- SUPPLIED ENTRIES
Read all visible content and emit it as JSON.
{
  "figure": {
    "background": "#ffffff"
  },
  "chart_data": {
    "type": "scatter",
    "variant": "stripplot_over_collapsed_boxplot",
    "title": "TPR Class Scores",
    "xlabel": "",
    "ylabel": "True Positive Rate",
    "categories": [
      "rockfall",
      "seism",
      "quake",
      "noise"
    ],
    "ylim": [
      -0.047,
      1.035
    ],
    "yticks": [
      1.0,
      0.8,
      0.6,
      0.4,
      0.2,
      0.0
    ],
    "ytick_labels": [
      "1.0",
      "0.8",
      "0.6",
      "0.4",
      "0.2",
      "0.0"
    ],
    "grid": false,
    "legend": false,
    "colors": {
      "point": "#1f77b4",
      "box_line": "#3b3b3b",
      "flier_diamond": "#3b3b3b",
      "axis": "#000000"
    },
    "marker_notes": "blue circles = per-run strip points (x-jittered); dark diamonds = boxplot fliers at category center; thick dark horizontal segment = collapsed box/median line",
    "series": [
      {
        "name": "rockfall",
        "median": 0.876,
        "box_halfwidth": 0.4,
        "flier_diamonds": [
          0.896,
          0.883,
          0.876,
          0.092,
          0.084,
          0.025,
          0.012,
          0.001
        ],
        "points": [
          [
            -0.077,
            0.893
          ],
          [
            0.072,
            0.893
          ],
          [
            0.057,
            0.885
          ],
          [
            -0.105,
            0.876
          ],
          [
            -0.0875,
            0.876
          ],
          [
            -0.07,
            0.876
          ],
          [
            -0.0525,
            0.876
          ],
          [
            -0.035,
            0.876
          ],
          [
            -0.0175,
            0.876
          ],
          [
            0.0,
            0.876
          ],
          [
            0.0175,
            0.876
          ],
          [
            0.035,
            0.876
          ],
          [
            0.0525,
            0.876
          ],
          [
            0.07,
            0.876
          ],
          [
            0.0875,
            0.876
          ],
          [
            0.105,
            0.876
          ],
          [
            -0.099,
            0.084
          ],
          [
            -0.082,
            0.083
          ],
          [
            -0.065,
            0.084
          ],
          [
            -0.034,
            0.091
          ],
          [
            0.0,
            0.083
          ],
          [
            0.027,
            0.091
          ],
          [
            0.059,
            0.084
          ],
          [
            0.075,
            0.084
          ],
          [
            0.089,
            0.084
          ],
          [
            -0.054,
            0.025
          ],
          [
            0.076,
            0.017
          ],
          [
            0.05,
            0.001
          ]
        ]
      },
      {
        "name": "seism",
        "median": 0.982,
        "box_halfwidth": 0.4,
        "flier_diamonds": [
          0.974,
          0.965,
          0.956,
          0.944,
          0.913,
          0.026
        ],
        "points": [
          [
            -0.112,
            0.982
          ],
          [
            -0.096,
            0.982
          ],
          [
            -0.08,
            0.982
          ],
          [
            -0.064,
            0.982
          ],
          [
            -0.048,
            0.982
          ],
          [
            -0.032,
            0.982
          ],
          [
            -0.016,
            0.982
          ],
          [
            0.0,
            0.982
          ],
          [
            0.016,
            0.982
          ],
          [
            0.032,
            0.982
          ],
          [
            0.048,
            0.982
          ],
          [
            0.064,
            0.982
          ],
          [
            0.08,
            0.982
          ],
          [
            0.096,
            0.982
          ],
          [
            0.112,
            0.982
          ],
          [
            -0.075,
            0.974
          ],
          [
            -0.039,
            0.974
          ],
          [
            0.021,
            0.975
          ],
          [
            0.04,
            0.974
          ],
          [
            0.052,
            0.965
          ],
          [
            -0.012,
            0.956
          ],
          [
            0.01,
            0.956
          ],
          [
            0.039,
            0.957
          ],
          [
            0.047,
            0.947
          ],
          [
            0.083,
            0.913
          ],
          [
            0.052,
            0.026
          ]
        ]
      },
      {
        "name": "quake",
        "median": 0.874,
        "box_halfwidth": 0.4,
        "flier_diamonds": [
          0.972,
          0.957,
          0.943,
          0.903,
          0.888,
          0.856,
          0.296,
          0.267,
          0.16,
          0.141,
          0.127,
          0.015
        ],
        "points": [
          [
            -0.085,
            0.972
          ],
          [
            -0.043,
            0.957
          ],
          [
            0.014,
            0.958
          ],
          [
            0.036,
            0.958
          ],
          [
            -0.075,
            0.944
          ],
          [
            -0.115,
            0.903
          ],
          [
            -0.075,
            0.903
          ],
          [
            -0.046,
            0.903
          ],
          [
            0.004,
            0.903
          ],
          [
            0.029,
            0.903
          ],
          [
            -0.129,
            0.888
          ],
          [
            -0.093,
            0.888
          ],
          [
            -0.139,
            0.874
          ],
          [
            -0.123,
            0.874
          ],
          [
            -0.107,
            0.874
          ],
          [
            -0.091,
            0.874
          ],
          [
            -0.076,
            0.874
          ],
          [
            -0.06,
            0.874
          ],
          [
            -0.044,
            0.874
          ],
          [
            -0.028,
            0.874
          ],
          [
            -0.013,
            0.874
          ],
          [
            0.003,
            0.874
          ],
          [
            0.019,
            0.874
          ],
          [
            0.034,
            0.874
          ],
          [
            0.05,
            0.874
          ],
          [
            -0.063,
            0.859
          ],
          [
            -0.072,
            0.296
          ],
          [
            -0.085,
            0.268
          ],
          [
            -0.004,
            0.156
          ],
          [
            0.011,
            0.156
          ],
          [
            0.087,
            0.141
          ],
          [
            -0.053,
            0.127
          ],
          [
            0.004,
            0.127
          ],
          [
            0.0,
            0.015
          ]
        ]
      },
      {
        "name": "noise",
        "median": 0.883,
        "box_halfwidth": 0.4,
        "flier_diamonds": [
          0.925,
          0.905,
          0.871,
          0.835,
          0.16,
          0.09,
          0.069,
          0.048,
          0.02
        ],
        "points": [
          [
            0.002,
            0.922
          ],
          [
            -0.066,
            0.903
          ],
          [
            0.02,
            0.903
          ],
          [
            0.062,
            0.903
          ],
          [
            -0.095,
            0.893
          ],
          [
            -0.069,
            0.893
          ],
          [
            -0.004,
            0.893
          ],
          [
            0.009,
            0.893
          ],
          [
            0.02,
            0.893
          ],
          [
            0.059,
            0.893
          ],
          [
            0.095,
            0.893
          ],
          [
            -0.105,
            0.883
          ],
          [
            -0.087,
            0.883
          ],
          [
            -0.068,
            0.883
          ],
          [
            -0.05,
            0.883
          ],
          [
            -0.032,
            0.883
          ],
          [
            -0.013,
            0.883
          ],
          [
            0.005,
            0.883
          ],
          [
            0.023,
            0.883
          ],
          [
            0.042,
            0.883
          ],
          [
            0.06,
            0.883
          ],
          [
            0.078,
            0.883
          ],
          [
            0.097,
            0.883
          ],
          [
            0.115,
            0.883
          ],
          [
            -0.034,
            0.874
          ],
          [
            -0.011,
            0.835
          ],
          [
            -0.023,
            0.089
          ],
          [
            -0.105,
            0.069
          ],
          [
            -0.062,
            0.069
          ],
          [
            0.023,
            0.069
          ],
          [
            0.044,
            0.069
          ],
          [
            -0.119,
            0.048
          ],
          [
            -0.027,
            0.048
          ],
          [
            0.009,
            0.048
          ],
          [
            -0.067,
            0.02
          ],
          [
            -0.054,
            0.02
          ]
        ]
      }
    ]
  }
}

- WRITTEN INSTRUCTION
Type out all of the material again, word for word.

- OUTPUT FOR THIS EXERCISE
Read all visible content and emit it as JSON.
{
  "figure": {
    "background": "#ffffff"
  },
  "chart_data": {
    "type": "scatter",
    "variant": "stripplot_over_collapsed_boxplot",
    "title": "TPR Class Scores",
    "xlabel": "",
    "ylabel": "True Positive Rate",
    "categories": [
      "rockfall",
      "seism",
      "quake",
      "noise"
    ],
    "ylim": [
      -0.047,
      1.035
    ],
    "yticks": [
      1.0,
      0.8,
      0.6,
      0.4,
      0.2,
      0.0
    ],
    "ytick_labels": [
      "1.0",
      "0.8",
      "0.6",
      "0.4",
      "0.2",
      "0.0"
    ],
    "grid": false,
    "legend": false,
    "colors": {
      "point": "#1f77b4",
      "box_line": "#3b3b3b",
      "flier_diamond": "#3b3b3b",
      "axis": "#000000"
    },
    "marker_notes": "blue circles = per-run strip points (x-jittered); dark diamonds = boxplot fliers at category center; thick dark horizontal segment = collapsed box/median line",
    "series": [
      {
        "name": "rockfall",
        "median": 0.876,
        "box_halfwidth": 0.4,
        "flier_diamonds": [
          0.896,
          0.883,
          0.876,
          0.092,
          0.084,
          0.025,
          0.012,
          0.001
        ],
        "points": [
          [
            -0.077,
            0.893
          ],
          [
            0.072,
            0.893
          ],
          [
            0.057,
            0.885
          ],
          [
            -0.105,
            0.876
          ],
          [
            -0.0875,
            0.876
          ],
          [
            -0.07,
            0.876
          ],
          [
            -0.0525,
            0.876
          ],
          [
            -0.035,
            0.876
          ],
          [
            -0.0175,
            0.876
          ],
          [
            0.0,
            0.876
          ],
          [
            0.0175,
            0.876
          ],
          [
            0.035,
            0.876
          ],
          [
            0.0525,
            0.876
          ],
          [
            0.07,
            0.876
          ],
          [
            0.0875,
            0.876
          ],
          [
            0.105,
            0.876
          ],
          [
            -0.099,
            0.084
          ],
          [
            -0.082,
            0.083
          ],
          [
            -0.065,
            0.084
          ],
          [
            -0.034,
            0.091
          ],
          [
            0.0,
            0.083
          ],
          [
            0.027,
            0.091
          ],
          [
            0.059,
            0.084
          ],
          [
            0.075,
            0.084
          ],
          [
            0.089,
            0.084
          ],
          [
            -0.054,
            0.025
          ],
          [
            0.076,
            0.017
          ],
          [
            0.05,
            0.001
          ]
        ]
      },
      {
        "name": "seism",
        "median": 0.982,
        "box_halfwidth": 0.4,
        "flier_diamonds": [
          0.974,
          0.965,
          0.956,
          0.944,
          0.913,
          0.026
        ],
        "points": [
          [
            -0.112,
            0.982
          ],
          [
            -0.096,
            0.982
          ],
          [
            -0.08,
            0.982
          ],
          [
            -0.064,
            0.982
          ],
          [
            -0.048,
            0.982
          ],
          [
            -0.032,
            0.982
          ],
          [
            -0.016,
            0.982
          ],
          [
            0.0,
            0.982
          ],
          [
            0.016,
            0.982
          ],
          [
            0.032,
            0.982
          ],
          [
            0.048,
            0.982
          ],
          [
            0.064,
            0.982
          ],
          [
            0.08,
            0.982
          ],
          [
            0.096,
            0.982
          ],
          [
            0.112,
            0.982
          ],
          [
            -0.075,
            0.974
          ],
          [
            -0.039,
            0.974
          ],
          [
            0.021,
            0.975
          ],
          [
            0.04,
            0.974
          ],
          [
            0.052,
            0.965
          ],
          [
            -0.012,
            0.956
          ],
          [
            0.01,
            0.956
          ],
          [
            0.039,
            0.957
          ],
          [
            0.047,
            0.947
          ],
          [
            0.083,
            0.913
          ],
          [
            0.052,
            0.026
          ]
        ]
      },
      {
        "name": "quake",
        "median": 0.874,
        "box_halfwidth": 0.4,
        "flier_diamonds": [
          0.972,
          0.957,
          0.943,
          0.903,
          0.888,
          0.856,
          0.296,
          0.267,
          0.16,
          0.141,
          0.127,
          0.015
        ],
        "points": [
          [
            -0.085,
            0.972
          ],
          [
            -0.043,
            0.957
          ],
          [
            0.014,
            0.958
          ],
          [
            0.036,
            0.958
          ],
          [
            -0.075,
            0.944
          ],
          [
            -0.115,
            0.903
          ],
          [
            -0.075,
            0.903
          ],
          [
            -0.046,
            0.903
          ],
          [
            0.004,
            0.903
          ],
          [
            0.029,
            0.903
          ],
          [
            -0.129,
            0.888
          ],
          [
            -0.093,
            0.888
          ],
          [
            -0.139,
            0.874
          ],
          [
            -0.123,
            0.874
          ],
          [
            -0.107,
            0.874
          ],
          [
            -0.091,
            0.874
          ],
          [
            -0.076,
            0.874
          ],
          [
            -0.06,
            0.874
          ],
          [
            -0.044,
            0.874
          ],
          [
            -0.028,
            0.874
          ],
          [
            -0.013,
            0.874
          ],
          [
            0.003,
            0.874
          ],
          [
            0.019,
            0.874
          ],
          [
            0.034,
            0.874
          ],
          [
            0.05,
            0.874
          ],
          [
            -0.063,
            0.859
          ],
          [
            -0.072,
            0.296
          ],
          [
            -0.085,
            0.268
          ],
          [
            -0.004,
            0.156
          ],
          [
            0.011,
            0.156
          ],
          [
            0.087,
            0.141
          ],
          [
            -0.053,
            0.127
          ],
          [
            0.004,
            0.127
          ],
          [
            0.0,
            0.015
          ]
        ]
      },
      {
        "name": "noise",
        "median": 0.883,
        "box_halfwidth": 0.4,
        "flier_diamonds": [
          0.925,
          0.905,
          0.871,
          0.835,
          0.16,
          0.09,
          0.069,
          0.048,
          0.02
        ],
        "points": [
          [
            0.002,
            0.922
          ],
          [
            -0.066,
            0.903
          ],
          [
            0.02,
            0.903
          ],
          [
            0.062,
            0.903
          ],
          [
            -0.095,
            0.893
          ],
          [
            -0.069,
            0.893
          ],
          [
            -0.004,
            0.893
          ],
          [
            0.009,
            0.893
          ],
          [
            0.02,
            0.893
          ],
          [
            0.059,
            0.893
          ],
          [
            0.095,
            0.893
          ],
          [
            -0.105,
            0.883
          ],
          [
            -0.087,
            0.883
          ],
          [
            -0.068,
            0.883
          ],
          [
            -0.05,
            0.883
          ],
          [
            -0.032,
            0.883
          ],
          [
            -0.013,
            0.883
          ],
          [
            0.005,
            0.883
          ],
          [
            0.023,
            0.883
          ],
          [
            0.042,
            0.883
          ],
          [
            0.06,
            0.883
          ],
          [
            0.078,
            0.883
          ],
          [
            0.097,
            0.883
          ],
          [
            0.115,
            0.883
          ],
          [
            -0.034,
            0.874
          ],
          [
            -0.011,
            0.835
          ],
          [
            -0.023,
            0.089
          ],
          [
            -0.105,
            0.069
          ],
          [
            -0.062,
            0.069
          ],
          [
            0.023,
            0.069
          ],
          [
            0.044,
            0.069
          ],
          [
            -0.119,
            0.048
          ],
          [
            -0.027,
            0.048
          ],
          [
            0.009,
            0.048
          ],
          [
            -0.067,
            0.02
          ],
          [
            -0.054,
            0.02
          ]
        ]
      }
    ]
  }
}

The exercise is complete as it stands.